## [DATA EXCERPTS]
+-------+

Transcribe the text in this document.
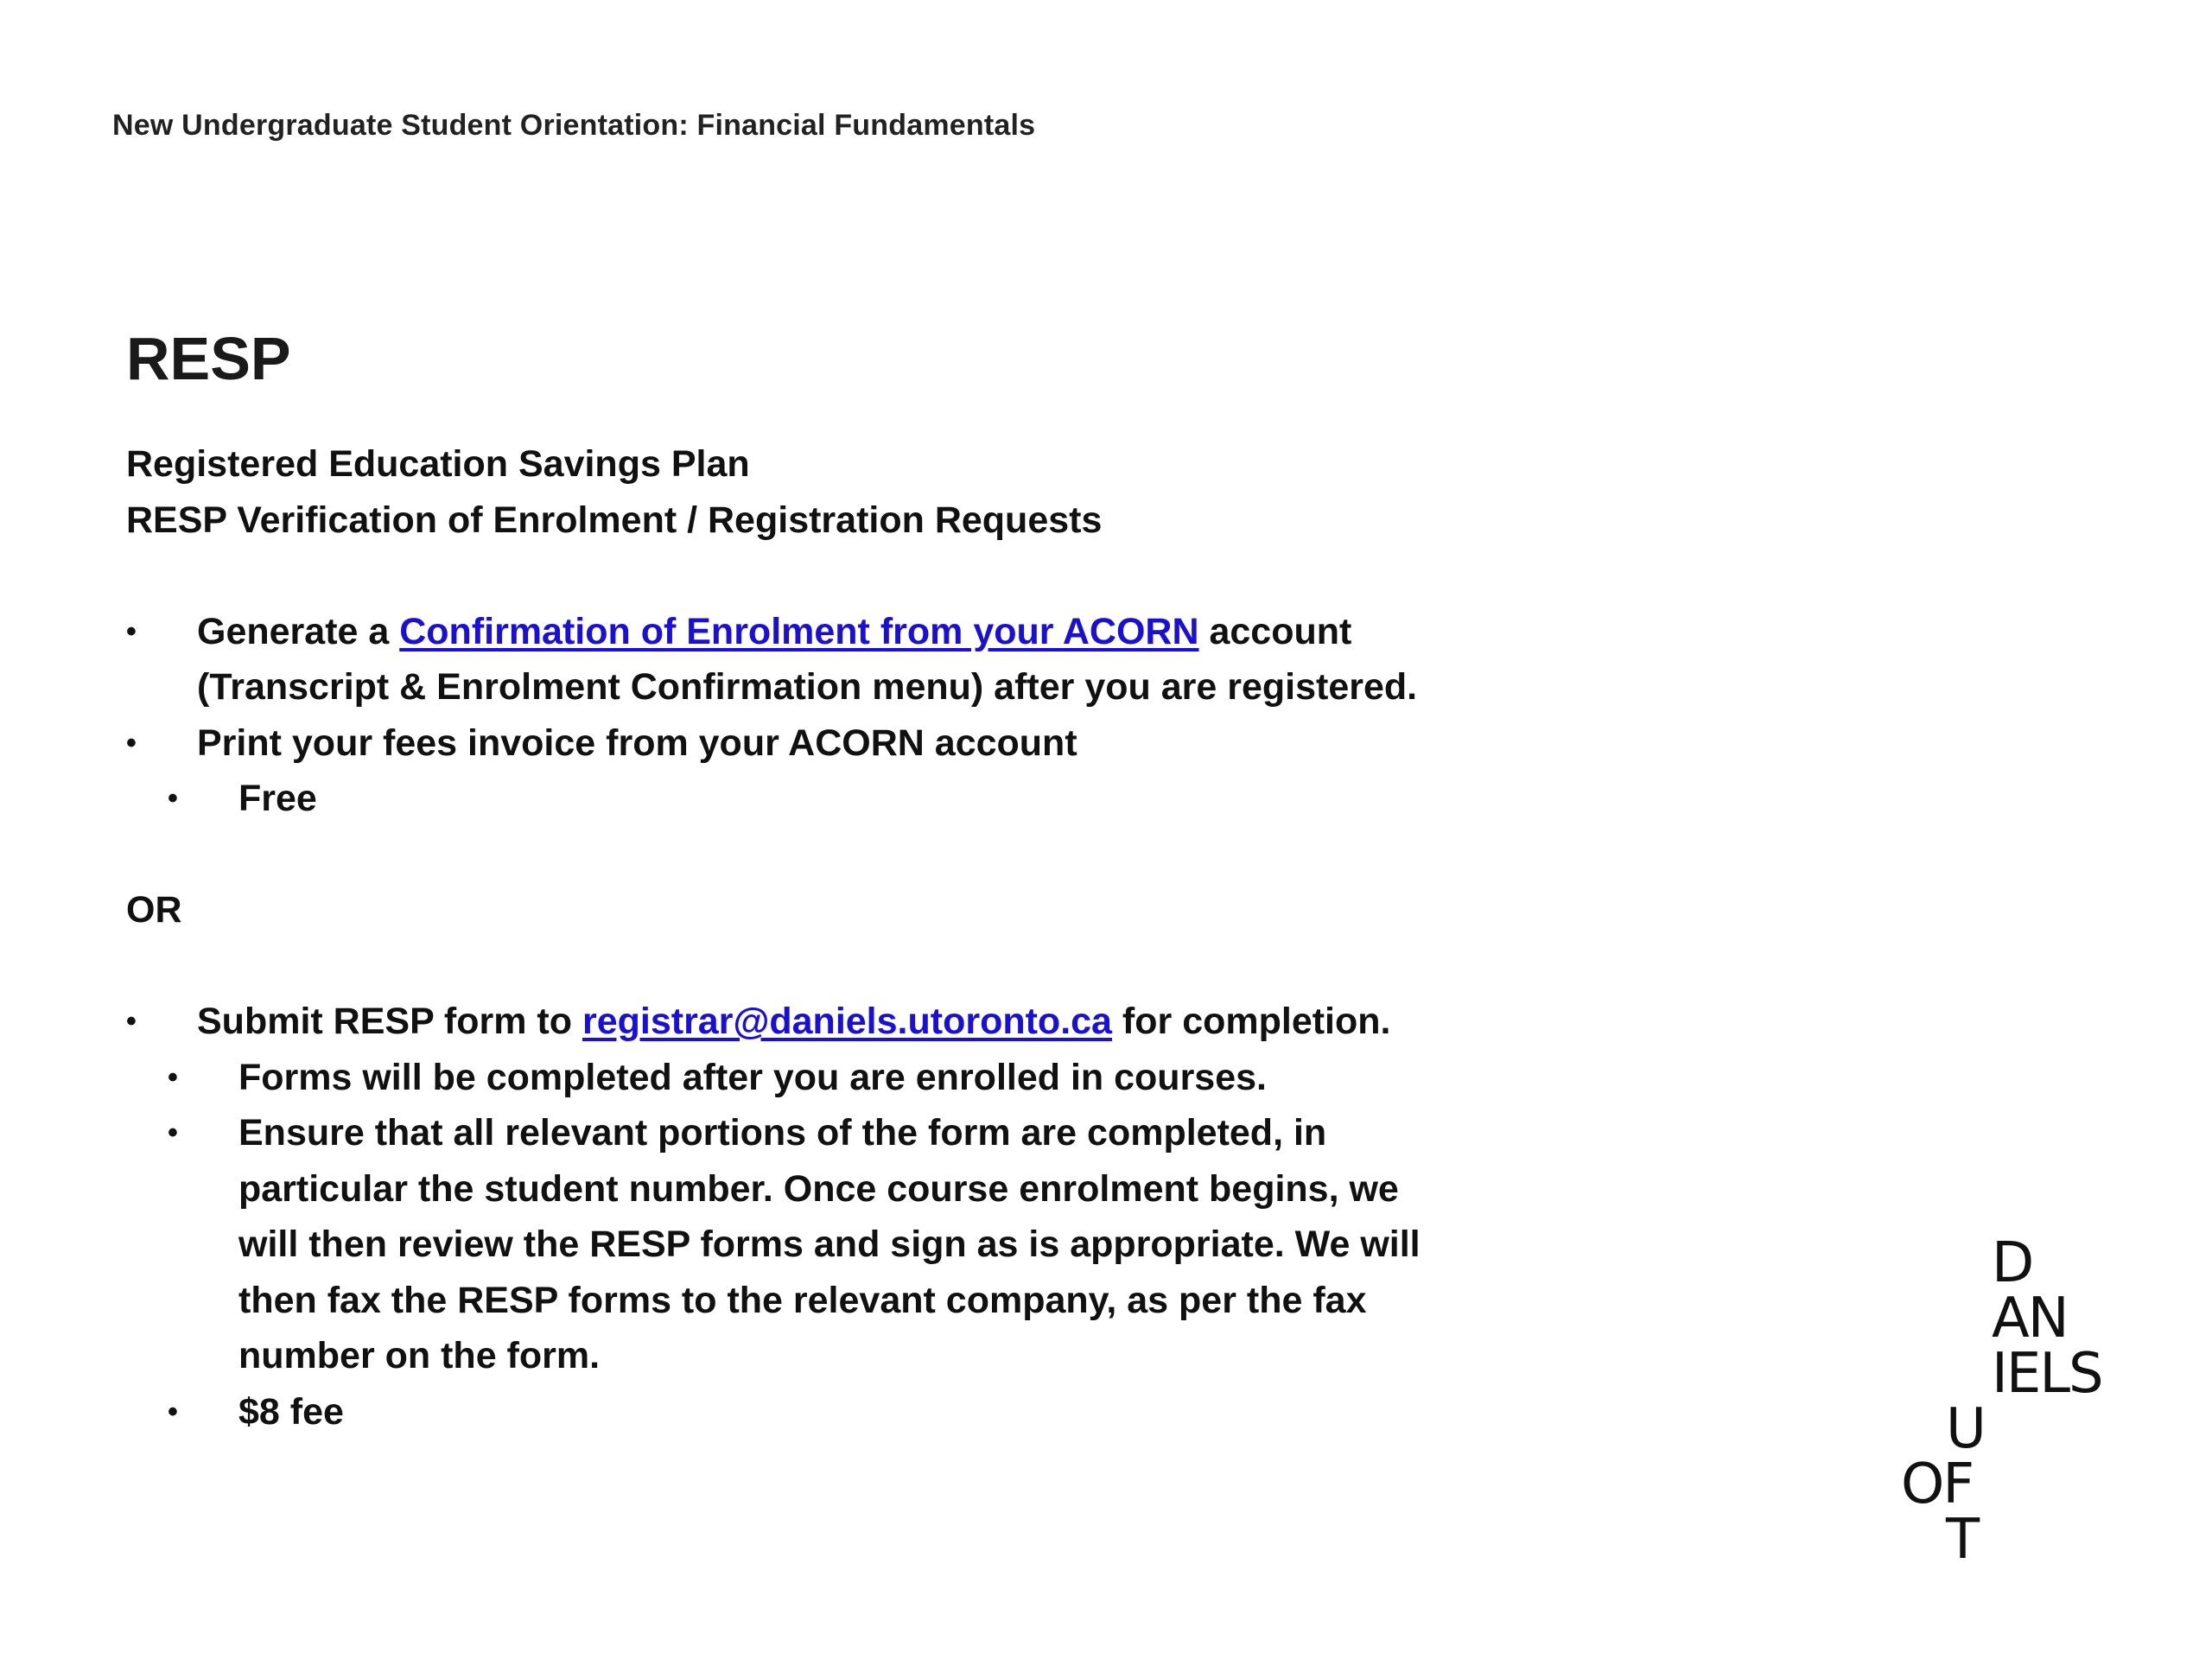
New Undergraduate Student Orientation: Financial Fundamentals
RESP

Registered Education Savings Plan

RESP Verification of Enrolment / Registration Requests

• Generate a Confirmation of Enrolment from your ACORN account (Transcript & Enrolment Confirmation menu) after you are registered.
• Print your fees invoice from your ACORN account
• Free

OR

• Submit RESP form to registrar@daniels.utoronto.ca for completion.
• Forms will be completed after you are enrolled in courses.
• Ensure that all relevant portions of the form are completed, in particular the student number. Once course enrolment begins, we will then review the RESP forms and sign as is appropriate. We will then fax the RESP forms to the relevant company, as per the fax number on the form.
• $8 fee
D
AN
IELS
U
OF
T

+-------+

## [STATED EXERCISE]
Each line that contains the string "RESP" counts once; say how many there are and nothing else.

## [OUTPUT BELOW]
4